(Data entries for graphics)

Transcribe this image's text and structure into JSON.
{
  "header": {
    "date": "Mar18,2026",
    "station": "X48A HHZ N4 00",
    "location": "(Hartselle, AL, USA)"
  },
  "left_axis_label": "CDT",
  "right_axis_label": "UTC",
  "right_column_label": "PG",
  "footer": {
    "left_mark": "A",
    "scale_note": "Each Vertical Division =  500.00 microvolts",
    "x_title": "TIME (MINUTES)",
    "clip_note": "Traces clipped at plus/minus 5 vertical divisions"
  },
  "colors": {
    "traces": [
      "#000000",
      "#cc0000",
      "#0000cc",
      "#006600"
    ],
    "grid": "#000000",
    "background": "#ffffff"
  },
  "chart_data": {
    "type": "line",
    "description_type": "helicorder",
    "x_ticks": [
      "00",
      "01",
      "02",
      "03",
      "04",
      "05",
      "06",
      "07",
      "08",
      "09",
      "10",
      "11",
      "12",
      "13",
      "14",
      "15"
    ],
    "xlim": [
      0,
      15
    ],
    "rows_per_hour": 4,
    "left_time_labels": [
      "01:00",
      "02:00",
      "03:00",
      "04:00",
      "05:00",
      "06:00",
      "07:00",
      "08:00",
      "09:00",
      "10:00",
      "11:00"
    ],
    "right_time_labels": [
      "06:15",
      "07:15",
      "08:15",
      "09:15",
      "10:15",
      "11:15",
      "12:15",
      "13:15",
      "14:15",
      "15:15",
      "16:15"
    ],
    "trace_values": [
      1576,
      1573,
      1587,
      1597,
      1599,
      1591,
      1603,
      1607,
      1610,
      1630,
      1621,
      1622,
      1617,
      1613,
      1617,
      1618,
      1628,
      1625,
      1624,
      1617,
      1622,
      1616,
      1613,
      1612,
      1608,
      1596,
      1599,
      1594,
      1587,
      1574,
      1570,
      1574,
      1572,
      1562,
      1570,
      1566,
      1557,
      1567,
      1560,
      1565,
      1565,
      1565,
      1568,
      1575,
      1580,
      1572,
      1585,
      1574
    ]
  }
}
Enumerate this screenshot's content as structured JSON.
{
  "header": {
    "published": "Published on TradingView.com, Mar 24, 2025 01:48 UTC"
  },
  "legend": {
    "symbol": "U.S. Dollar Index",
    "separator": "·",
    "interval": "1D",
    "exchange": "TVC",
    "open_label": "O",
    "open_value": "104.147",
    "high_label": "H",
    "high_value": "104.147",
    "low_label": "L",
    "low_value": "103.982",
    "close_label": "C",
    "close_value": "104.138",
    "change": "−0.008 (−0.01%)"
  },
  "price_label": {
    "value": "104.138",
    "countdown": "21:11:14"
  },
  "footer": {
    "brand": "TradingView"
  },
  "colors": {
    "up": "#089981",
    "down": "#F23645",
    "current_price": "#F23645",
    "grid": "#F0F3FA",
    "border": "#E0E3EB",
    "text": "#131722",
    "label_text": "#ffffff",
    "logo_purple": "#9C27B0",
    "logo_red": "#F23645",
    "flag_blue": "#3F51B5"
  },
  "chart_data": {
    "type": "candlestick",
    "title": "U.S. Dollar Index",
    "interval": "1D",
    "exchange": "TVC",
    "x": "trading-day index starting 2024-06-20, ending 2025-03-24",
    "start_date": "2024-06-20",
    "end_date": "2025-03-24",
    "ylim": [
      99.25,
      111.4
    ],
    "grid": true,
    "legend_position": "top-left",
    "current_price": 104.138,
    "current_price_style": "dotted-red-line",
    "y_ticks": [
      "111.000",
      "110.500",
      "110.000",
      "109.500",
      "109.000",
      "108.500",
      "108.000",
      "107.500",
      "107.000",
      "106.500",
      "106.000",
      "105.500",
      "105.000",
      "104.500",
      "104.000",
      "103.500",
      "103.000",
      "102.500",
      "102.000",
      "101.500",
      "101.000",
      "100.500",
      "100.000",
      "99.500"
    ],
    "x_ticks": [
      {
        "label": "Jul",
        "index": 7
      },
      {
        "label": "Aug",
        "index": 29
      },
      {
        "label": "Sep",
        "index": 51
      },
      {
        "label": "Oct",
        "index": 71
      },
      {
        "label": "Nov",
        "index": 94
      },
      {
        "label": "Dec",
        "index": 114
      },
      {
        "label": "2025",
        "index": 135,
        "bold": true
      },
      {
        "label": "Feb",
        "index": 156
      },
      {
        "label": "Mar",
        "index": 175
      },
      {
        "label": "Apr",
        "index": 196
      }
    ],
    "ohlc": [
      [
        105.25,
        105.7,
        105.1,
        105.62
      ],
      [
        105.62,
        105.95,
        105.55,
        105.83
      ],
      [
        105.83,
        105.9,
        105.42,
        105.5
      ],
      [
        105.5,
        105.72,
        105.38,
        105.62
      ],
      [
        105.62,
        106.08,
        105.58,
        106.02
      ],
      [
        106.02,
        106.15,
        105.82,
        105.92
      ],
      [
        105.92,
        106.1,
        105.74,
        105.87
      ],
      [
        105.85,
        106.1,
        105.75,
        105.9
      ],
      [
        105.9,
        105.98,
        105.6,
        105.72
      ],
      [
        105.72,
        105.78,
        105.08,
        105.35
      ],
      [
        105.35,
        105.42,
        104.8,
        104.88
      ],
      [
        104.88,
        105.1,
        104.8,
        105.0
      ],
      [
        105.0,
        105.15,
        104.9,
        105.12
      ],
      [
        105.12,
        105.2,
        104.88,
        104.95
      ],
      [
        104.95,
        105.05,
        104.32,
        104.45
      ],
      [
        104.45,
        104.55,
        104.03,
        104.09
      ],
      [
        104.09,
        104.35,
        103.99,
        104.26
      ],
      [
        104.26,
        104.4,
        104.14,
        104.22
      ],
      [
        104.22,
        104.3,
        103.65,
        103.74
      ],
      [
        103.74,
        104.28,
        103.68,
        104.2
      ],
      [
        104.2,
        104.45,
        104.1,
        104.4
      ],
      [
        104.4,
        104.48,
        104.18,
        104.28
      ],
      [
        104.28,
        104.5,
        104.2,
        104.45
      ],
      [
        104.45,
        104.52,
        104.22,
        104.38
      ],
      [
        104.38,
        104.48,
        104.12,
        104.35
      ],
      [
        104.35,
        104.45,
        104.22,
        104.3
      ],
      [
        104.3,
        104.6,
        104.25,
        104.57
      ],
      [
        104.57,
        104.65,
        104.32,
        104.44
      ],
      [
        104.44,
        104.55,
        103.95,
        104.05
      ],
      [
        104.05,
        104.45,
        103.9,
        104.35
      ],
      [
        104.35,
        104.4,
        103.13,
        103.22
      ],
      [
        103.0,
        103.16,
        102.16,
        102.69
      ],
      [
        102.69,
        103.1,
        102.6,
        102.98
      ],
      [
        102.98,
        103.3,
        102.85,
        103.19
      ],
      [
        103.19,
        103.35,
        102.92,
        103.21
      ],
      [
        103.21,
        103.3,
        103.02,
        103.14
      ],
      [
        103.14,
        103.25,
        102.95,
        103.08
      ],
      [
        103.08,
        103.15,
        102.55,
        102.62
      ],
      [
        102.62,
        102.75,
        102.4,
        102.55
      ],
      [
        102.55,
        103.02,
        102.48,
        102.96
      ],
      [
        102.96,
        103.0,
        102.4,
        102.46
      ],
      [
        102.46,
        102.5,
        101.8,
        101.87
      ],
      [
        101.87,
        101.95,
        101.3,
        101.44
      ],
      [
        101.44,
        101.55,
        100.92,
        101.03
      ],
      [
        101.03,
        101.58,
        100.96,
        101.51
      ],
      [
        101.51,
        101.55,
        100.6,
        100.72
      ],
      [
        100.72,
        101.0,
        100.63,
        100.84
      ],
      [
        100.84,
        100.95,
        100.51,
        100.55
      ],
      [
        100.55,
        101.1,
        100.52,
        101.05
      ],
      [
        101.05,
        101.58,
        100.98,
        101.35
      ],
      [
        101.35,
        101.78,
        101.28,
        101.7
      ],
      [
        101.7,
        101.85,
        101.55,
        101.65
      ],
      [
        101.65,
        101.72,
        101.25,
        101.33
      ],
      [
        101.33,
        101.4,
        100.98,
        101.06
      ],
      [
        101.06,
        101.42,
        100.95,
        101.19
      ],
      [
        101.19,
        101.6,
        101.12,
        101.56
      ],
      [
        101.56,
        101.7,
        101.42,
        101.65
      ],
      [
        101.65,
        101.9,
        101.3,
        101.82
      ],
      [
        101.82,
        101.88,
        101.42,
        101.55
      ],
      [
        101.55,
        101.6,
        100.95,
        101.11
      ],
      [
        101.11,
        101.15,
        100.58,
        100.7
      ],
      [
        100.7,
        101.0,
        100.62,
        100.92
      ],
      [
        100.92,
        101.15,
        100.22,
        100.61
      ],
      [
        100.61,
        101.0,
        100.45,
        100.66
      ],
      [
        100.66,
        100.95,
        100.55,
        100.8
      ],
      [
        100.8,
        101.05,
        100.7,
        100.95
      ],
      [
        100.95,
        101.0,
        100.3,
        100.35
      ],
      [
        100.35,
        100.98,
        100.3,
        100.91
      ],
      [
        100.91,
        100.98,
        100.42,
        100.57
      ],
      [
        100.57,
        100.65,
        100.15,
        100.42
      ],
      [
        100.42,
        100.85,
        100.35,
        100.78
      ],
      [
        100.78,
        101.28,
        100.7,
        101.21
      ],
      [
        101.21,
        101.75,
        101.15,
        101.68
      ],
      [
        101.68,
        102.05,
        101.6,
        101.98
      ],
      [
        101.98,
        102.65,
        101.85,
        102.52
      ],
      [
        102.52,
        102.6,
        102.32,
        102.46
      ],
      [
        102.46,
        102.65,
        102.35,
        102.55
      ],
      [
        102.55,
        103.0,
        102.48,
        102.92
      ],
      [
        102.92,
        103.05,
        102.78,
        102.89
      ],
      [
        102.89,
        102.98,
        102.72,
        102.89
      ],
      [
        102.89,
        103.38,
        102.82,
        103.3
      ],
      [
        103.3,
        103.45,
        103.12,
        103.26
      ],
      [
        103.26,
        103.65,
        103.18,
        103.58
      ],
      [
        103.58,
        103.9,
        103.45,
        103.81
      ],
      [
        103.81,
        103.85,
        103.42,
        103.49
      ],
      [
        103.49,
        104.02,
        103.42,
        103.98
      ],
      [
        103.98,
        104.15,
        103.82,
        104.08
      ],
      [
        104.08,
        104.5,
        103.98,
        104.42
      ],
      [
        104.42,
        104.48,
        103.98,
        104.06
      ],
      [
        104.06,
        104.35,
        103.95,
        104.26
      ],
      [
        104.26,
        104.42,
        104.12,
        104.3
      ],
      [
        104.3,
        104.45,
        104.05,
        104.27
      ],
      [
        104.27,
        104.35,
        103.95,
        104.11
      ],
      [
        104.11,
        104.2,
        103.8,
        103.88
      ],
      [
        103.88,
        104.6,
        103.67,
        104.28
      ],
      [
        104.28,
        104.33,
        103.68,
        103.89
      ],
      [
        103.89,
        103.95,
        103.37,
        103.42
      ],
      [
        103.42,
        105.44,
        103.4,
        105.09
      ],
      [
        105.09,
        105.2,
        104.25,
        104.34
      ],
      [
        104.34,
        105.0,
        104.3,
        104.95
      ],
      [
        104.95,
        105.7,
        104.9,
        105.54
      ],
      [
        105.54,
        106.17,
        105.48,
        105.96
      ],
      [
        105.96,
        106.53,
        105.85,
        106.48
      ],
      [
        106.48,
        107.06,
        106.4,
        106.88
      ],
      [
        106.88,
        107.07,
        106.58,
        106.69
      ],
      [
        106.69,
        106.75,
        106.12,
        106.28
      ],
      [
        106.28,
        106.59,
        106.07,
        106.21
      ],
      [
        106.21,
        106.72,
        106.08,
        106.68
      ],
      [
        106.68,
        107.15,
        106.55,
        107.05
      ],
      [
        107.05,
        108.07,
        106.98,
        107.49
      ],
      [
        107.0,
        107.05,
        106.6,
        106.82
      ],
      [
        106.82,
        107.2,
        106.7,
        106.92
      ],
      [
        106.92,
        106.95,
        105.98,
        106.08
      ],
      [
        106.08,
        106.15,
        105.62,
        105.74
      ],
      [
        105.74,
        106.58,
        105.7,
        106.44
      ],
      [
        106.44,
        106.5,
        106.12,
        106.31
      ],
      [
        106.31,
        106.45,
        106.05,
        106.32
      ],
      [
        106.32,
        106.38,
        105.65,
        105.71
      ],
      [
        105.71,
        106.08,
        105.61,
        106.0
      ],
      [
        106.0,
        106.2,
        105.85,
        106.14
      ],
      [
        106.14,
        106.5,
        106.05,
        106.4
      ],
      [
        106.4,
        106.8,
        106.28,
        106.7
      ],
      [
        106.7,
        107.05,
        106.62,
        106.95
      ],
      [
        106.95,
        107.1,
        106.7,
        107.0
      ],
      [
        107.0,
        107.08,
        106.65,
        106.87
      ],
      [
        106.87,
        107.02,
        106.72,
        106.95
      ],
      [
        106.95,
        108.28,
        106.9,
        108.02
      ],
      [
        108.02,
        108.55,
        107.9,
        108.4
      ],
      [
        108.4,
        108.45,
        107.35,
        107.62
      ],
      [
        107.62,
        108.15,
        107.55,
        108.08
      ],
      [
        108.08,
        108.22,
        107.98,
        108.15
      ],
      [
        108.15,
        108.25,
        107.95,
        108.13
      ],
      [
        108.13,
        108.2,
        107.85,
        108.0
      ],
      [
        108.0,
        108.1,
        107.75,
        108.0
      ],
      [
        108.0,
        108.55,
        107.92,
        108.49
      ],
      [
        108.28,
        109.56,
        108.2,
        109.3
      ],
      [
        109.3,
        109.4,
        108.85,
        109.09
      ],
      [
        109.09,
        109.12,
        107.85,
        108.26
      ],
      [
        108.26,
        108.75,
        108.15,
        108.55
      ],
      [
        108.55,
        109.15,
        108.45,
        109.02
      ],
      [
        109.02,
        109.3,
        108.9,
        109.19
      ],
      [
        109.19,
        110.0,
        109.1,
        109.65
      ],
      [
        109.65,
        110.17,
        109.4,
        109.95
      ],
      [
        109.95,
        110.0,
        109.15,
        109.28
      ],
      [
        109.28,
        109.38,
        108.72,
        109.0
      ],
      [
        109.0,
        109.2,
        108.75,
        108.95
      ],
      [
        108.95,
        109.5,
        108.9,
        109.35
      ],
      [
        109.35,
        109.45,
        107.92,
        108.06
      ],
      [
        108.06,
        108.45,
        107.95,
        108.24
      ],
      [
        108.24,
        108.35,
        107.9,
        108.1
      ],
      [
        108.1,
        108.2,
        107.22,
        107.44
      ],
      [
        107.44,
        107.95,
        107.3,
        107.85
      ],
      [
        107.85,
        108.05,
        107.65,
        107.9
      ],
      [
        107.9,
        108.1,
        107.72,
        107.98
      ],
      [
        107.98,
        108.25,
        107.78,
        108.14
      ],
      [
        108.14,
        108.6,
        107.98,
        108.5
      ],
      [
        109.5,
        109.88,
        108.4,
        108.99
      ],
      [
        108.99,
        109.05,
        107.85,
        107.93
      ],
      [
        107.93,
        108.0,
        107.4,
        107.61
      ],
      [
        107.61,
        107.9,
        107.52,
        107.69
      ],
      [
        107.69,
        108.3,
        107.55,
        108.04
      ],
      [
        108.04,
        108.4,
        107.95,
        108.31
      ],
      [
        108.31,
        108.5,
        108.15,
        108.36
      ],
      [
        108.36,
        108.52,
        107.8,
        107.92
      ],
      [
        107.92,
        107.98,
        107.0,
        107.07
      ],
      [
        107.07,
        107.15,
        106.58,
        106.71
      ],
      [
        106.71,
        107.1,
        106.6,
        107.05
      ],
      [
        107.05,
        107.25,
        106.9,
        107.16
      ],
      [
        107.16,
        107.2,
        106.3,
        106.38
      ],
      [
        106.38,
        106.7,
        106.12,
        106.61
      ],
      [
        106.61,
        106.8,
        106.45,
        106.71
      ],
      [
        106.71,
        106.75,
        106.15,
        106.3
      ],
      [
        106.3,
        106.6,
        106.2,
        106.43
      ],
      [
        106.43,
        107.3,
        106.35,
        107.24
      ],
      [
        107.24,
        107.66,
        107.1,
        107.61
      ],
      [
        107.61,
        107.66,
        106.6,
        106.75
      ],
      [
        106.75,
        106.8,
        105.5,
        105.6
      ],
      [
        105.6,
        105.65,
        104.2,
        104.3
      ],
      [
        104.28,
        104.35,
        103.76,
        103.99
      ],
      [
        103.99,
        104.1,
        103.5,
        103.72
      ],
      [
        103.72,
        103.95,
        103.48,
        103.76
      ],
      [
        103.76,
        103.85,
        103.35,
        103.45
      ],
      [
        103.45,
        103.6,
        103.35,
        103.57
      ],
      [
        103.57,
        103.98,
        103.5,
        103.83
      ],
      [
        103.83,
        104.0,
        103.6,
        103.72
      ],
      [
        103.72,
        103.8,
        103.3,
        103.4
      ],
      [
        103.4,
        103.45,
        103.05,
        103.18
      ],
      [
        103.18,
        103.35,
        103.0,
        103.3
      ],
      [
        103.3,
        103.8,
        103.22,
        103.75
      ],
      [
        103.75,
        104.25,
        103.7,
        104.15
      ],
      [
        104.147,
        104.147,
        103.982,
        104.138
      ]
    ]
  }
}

• CHALLENGE
How many lines in these entries hold the string "JSON"? Answer with the number alone.

• RESPONSE
2